** Begin **

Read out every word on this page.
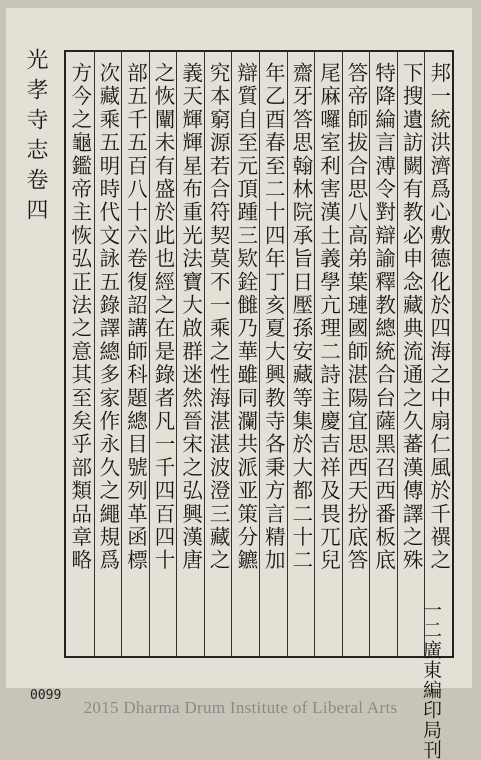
邦一統洪濟爲心敷德化於四海之中扇仁風於千禩之
下搜遺訪闕有教必申念藏典流通之久蕃漢傳譯之殊
特降綸言溥令對辯諭釋教總統合台薩黑召西番板底
答帝師拔合思八高弟葉璉國師湛陽宜思西天扮底答
尾麻囉室利害漢土義學亢理二詩主慶吉祥及畏兀兒
齋牙答思翰林院承旨日壓孫安藏等集於大都二十二
年乙酉春至二十四年丁亥夏大興教寺各秉方言精加
辯質自至元頂踵三欵銓雠乃華雖同瀾共派亚策分鑣
究本窮源若合符契莫不一乘之性海湛湛波澄三藏之
義天輝輝星布重光法寶大啟群迷然晉宋之弘興漢唐
之恢闡未有盛於此也經之在是錄者凡一千四百四十
部五千五百八十六卷復詔講師科題總目號列革函標
次藏乘五明時代文詠五錄譯總多家作永久之繩規爲
方今之龜鑑帝主恢弘正法之意其至矣乎部類品章略
光孝寺志卷四
一二廣東編印局刊
0099
2015 Dharma Drum Institute of Liberal Arts
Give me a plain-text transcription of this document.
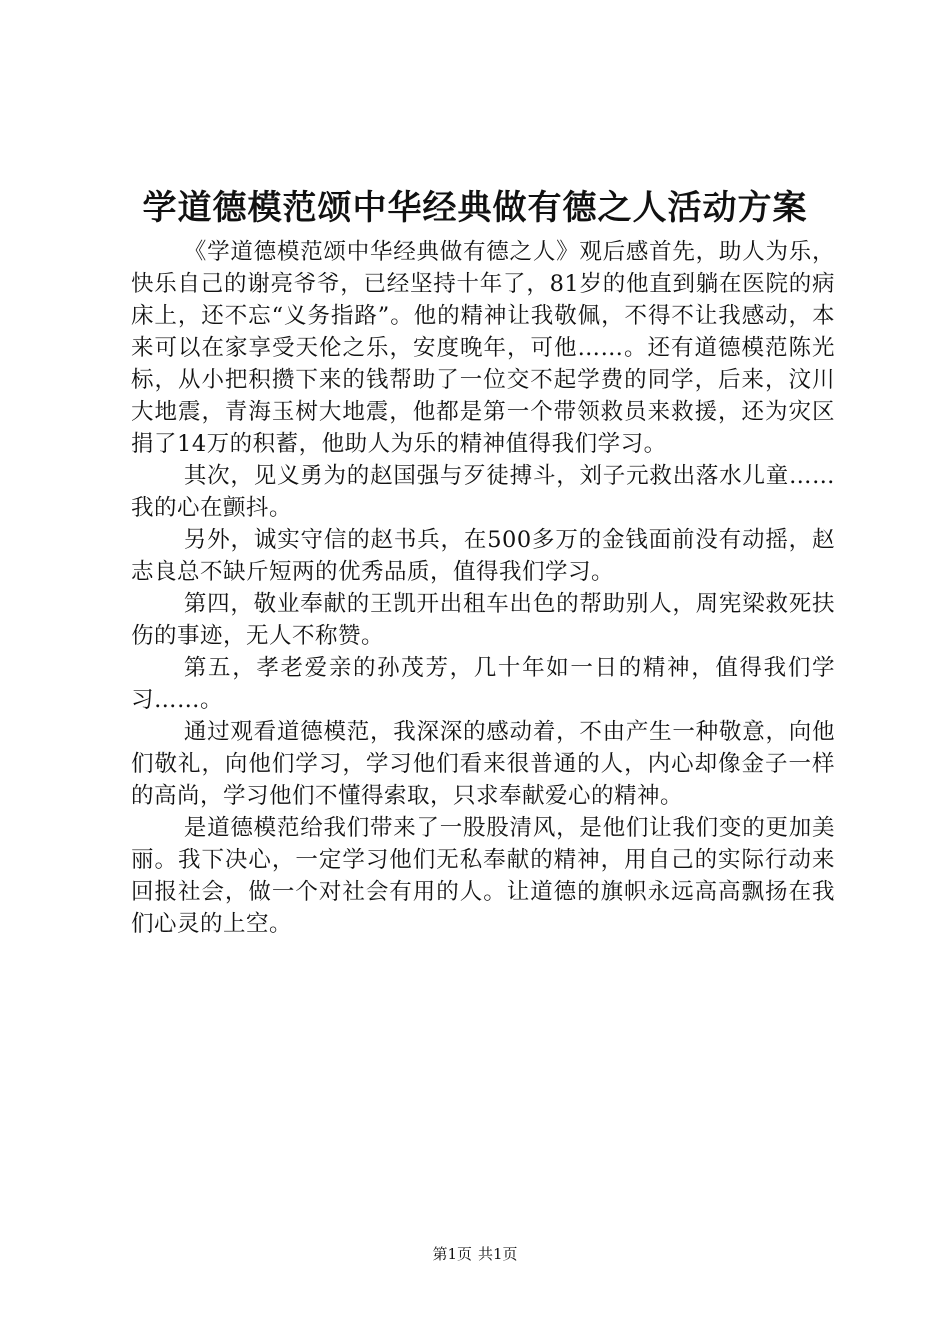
学道德模范颂中华经典做有德之人活动方案

《学道德模范颂中华经典做有德之人》观后感首先，助人为乐，快乐自己的谢亮爷爷，已经坚持十年了，81岁的他直到躺在医院的病床上，还不忘“义务指路”。他的精神让我敬佩，不得不让我感动，本来可以在家享受天伦之乐，安度晚年，可他……。还有道德模范陈光标，从小把积攒下来的钱帮助了一位交不起学费的同学，后来，汶川大地震，青海玉树大地震，他都是第一个带领救员来救援，还为灾区捐了14万的积蓄，他助人为乐的精神值得我们学习。

其次，见义勇为的赵国强与歹徒搏斗，刘子元救出落水儿童……我的心在颤抖。

另外，诚实守信的赵书兵，在500多万的金钱面前没有动摇，赵志良总不缺斤短两的优秀品质，值得我们学习。

第四，敬业奉献的王凯开出租车出色的帮助别人，周宪梁救死扶伤的事迹，无人不称赞。

第五，孝老爱亲的孙茂芳，几十年如一日的精神，值得我们学习……。

通过观看道德模范，我深深的感动着，不由产生一种敬意，向他们敬礼，向他们学习，学习他们看来很普通的人，内心却像金子一样的高尚，学习他们不懂得索取，只求奉献爱心的精神。

是道德模范给我们带来了一股股清风，是他们让我们变的更加美丽。我下决心，一定学习他们无私奉献的精神，用自己的实际行动来回报社会，做一个对社会有用的人。让道德的旗帜永远高高飘扬在我们心灵的上空。

第1页 共1页
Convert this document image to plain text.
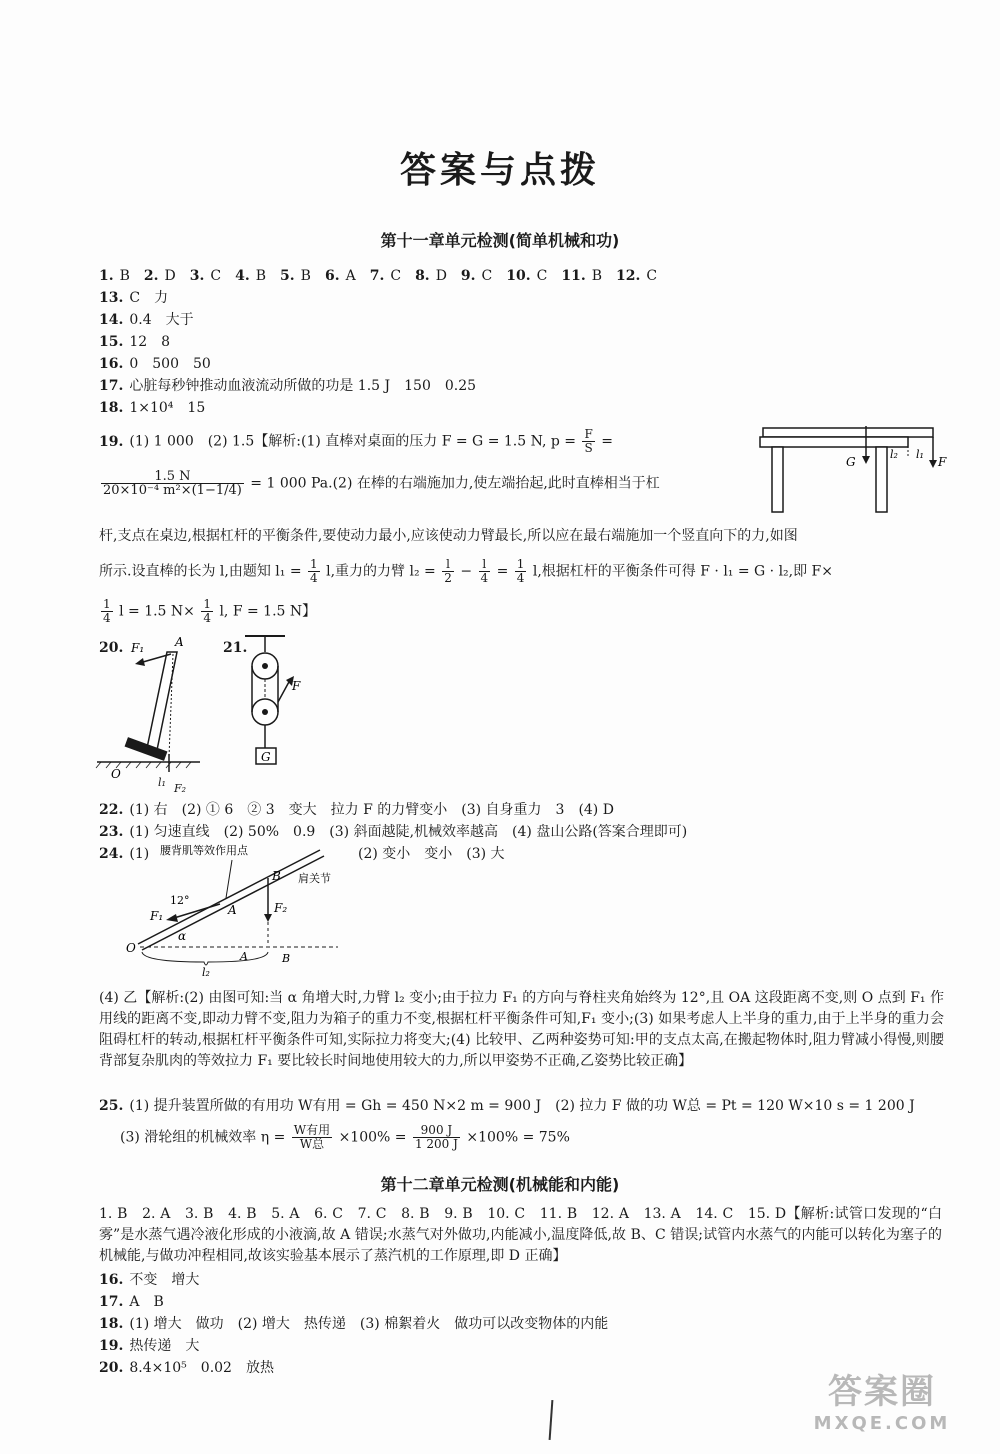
答案与点拨
第十一章单元检测(简单机械和功)
1. B 2. D 3. C 4. B 5. B 6. A 7. C 8. D 9. C 10. C 11. B 12. C
13. C　力
14. 0.4　大于
15. 12　8
16. 0　500　50
17. 心脏每秒钟推动血液流动所做的功是 1.5 J　150　0.25
18. 1×10⁴　15
19. (1) 1 000　(2) 1.5【解析:(1) 直棒对桌面的压力 F = G = 1.5 N, $p = \frac{F}{S}$ =
$\frac{1.5 N}{\text{20×10⁻⁴ m²×(1−1/4)}} = 1$ 000 Pa.(2) 在棒的右端施加力,使左端抬起,此时直棒相当于杠
杆,支点在桌边,根据杠杆的平衡条件,要使动力最小,应该使动力臂最长,所以应在最右端施加一个竖直向下的力,如图
所示.设直棒的长为 l,由题知 $l_1 = \frac{1}{4} l$,重力的力臂 $l_2 = \frac{l}{2} - \frac{l}{4} = \frac{1}{4} l$,根据杠杆的平衡条件可得 F · l₁ = G · l₂,即 F×
$\frac{1}{4}$ l = 1.5 $N\times \frac{1}{4} l$, F = 1.5 N】
G
l₂ l₁
F
20. F₁	A
O
l₁ F₂
21.
F
G
22. (1) 右　(2) ① 6　② 3　变大　拉力 F 的力臂变小　(3) 自身重力　3　(4) D
23. (1) 匀速直线　(2) 50%　0.9　(3) 斜面越陡,机械效率越高　(4) 盘山公路(答案合理即可)
24. (1)	(2) 变小　变小　(3) 大
腰背肌等效作用点
肩关节
12°
F₁	A
B
F₂
O
α
A	B
l₂
(4) 乙【解析:(2) 由图可知:当 α 角增大时,力臂 l₂ 变小;由于拉力 F₁ 的方向与脊柱夹角始终为 12°,且 OA 这段距离不变,则 O 点到 F₁ 作用线的距离不变,即动力臂不变,阻力为箱子的重力不变,根据杠杆平衡条件可知,F₁ 变小;(3) 如果考虑人上半身的重力,由于上半身的重力会阻碍杠杆的转动,根据杠杆平衡条件可知,实际拉力将变大;(4) 比较甲、乙两种姿势可知:甲的支点太高,在搬起物体时,阻力臂减小得慢,则腰背部复杂肌肉的等效拉力 F₁ 要比较长时间地使用较大的力,所以甲姿势不正确,乙姿势比较正确】
25. (1) 提升装置所做的有用功 W有用 = Gh = 450 N×2 m = 900 J　(2) 拉力 F 做的功 W总 = Pt = 120 W×10 s = 1 200 J
(3) 滑轮组的机械效率 $\eta = \frac{\text{W有用}}{\text{W总}} \times 100\% = \frac{900 J}{1 200 J} \times 100\% = 75\%$
第十二章单元检测(机械能和内能)
1. B　2. A　3. B　4. B　5. A　6. C　7. C　8. B　9. B　10. C　11. B　12. A　13. A　14. C　15. D【解析:试管口发现的“白雾”是水蒸气遇冷液化形成的小液滴,故 A 错误;水蒸气对外做功,内能减小,温度降低,故 B、C 错误;试管内水蒸气的内能可以转化为塞子的机械能,与做功冲程相同,故该实验基本展示了蒸汽机的工作原理,即 D 正确】
16. 不变　增大
17. A　B
18. (1) 增大　做功　(2) 增大　热传递　(3) 棉絮着火　做功可以改变物体的内能
19. 热传递　大
20. 8.4×10⁵　0.02　放热
答案圈
MXQE.COM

** End **

§ Exercise task
Quote each entry above verbatim and drop the pictures.

§ Solution
Read out every word on this page.
邦一統洪濟爲心敷德化於四海之中扇仁風於千禩之
下搜遺訪闕有教必申念藏典流通之久蕃漢傳譯之殊
特降綸言溥令對辯諭釋教總統合台薩黑召西番板底
答帝師拔合思八高弟葉璉國師湛陽宜思西天扮底答
尾麻囉室利害漢土義學亢理二詩主慶吉祥及畏兀兒
齋牙答思翰林院承旨日壓孫安藏等集於大都二十二
年乙酉春至二十四年丁亥夏大興教寺各秉方言精加
辯質自至元頂踵三欵銓雠乃華雖同瀾共派亚策分鑣
究本窮源若合符契莫不一乘之性海湛湛波澄三藏之
義天輝輝星布重光法寶大啟群迷然晉宋之弘興漢唐
之恢闡未有盛於此也經之在是錄者凡一千四百四十
部五千五百八十六卷復詔講師科題總目號列革函標
次藏乘五明時代文詠五錄譯總多家作永久之繩規爲
方今之龜鑑帝主恢弘正法之意其至矣乎部類品章略
光孝寺志卷四
一二廣東編印局刊
0099
2015 Dharma Drum Institute of Liberal Arts
Give me a plain-text transcription of this document.
学道德模范颂中华经典做有德之人活动方案

《学道德模范颂中华经典做有德之人》观后感首先，助人为乐，快乐自己的谢亮爷爷，已经坚持十年了，81岁的他直到躺在医院的病床上，还不忘“义务指路”。他的精神让我敬佩，不得不让我感动，本来可以在家享受天伦之乐，安度晚年，可他……。还有道德模范陈光标，从小把积攒下来的钱帮助了一位交不起学费的同学，后来，汶川大地震，青海玉树大地震，他都是第一个带领救员来救援，还为灾区捐了14万的积蓄，他助人为乐的精神值得我们学习。

其次，见义勇为的赵国强与歹徒搏斗，刘子元救出落水儿童……我的心在颤抖。

另外，诚实守信的赵书兵，在500多万的金钱面前没有动摇，赵志良总不缺斤短两的优秀品质，值得我们学习。

第四，敬业奉献的王凯开出租车出色的帮助别人，周宪梁救死扶伤的事迹，无人不称赞。

第五，孝老爱亲的孙茂芳，几十年如一日的精神，值得我们学习……。

通过观看道德模范，我深深的感动着，不由产生一种敬意，向他们敬礼，向他们学习，学习他们看来很普通的人，内心却像金子一样的高尚，学习他们不懂得索取，只求奉献爱心的精神。

是道德模范给我们带来了一股股清风，是他们让我们变的更加美丽。我下决心，一定学习他们无私奉献的精神，用自己的实际行动来回报社会，做一个对社会有用的人。让道德的旗帜永远高高飘扬在我们心灵的上空。

第1页 共1页
Convert this document image to plain text.
答案与点拨
第十一章单元检测(简单机械和功)
1. B 2. D 3. C 4. B 5. B 6. A 7. C 8. D 9. C 10. C 11. B 12. C
13. C　力
14. 0.4　大于
15. 12　8
16. 0　500　50
17. 心脏每秒钟推动血液流动所做的功是 1.5 J　150　0.25
18. 1×10⁴　15
19. (1) 1 000　(2) 1.5【解析:(1) 直棒对桌面的压力 F = G = 1.5 N, $p = \frac{F}{S}$ =
$\frac{1.5 N}{\text{20×10⁻⁴ m²×(1−1/4)}} = 1$ 000 Pa.(2) 在棒的右端施加力,使左端抬起,此时直棒相当于杠
杆,支点在桌边,根据杠杆的平衡条件,要使动力最小,应该使动力臂最长,所以应在最右端施加一个竖直向下的力,如图
所示.设直棒的长为 l,由题知 $l_1 = \frac{1}{4} l$,重力的力臂 $l_2 = \frac{l}{2} - \frac{l}{4} = \frac{1}{4} l$,根据杠杆的平衡条件可得 F · l₁ = G · l₂,即 F×
$\frac{1}{4}$ l = 1.5 $N\times \frac{1}{4} l$, F = 1.5 N】
G
l₂ l₁
F
20. F₁	A
O
l₁ F₂
21.
F
G
22. (1) 右　(2) ① 6　② 3　变大　拉力 F 的力臂变小　(3) 自身重力　3　(4) D
23. (1) 匀速直线　(2) 50%　0.9　(3) 斜面越陡,机械效率越高　(4) 盘山公路(答案合理即可)
24. (1)	(2) 变小　变小　(3) 大
腰背肌等效作用点
肩关节
12°
F₁	A
B
F₂
O
α
A	B
l₂
(4) 乙【解析:(2) 由图可知:当 α 角增大时,力臂 l₂ 变小;由于拉力 F₁ 的方向与脊柱夹角始终为 12°,且 OA 这段距离不变,则 O 点到 F₁ 作用线的距离不变,即动力臂不变,阻力为箱子的重力不变,根据杠杆平衡条件可知,F₁ 变小;(3) 如果考虑人上半身的重力,由于上半身的重力会阻碍杠杆的转动,根据杠杆平衡条件可知,实际拉力将变大;(4) 比较甲、乙两种姿势可知:甲的支点太高,在搬起物体时,阻力臂减小得慢,则腰背部复杂肌肉的等效拉力 F₁ 要比较长时间地使用较大的力,所以甲姿势不正确,乙姿势比较正确】
25. (1) 提升装置所做的有用功 W有用 = Gh = 450 N×2 m = 900 J　(2) 拉力 F 做的功 W总 = Pt = 120 W×10 s = 1 200 J
(3) 滑轮组的机械效率 $\eta = \frac{\text{W有用}}{\text{W总}} \times 100\% = \frac{900 J}{1 200 J} \times 100\% = 75\%$
第十二章单元检测(机械能和内能)
1. B　2. A　3. B　4. B　5. A　6. C　7. C　8. B　9. B　10. C　11. B　12. A　13. A　14. C　15. D【解析:试管口发现的“白雾”是水蒸气遇冷液化形成的小液滴,故 A 错误;水蒸气对外做功,内能减小,温度降低,故 B、C 错误;试管内水蒸气的内能可以转化为塞子的机械能,与做功冲程相同,故该实验基本展示了蒸汽机的工作原理,即 D 正确】
16. 不变　增大
17. A　B
18. (1) 增大　做功　(2) 增大　热传递　(3) 棉絮着火　做功可以改变物体的内能
19. 热传递　大
20. 8.4×10⁵　0.02　放热
答案圈
MXQE.COM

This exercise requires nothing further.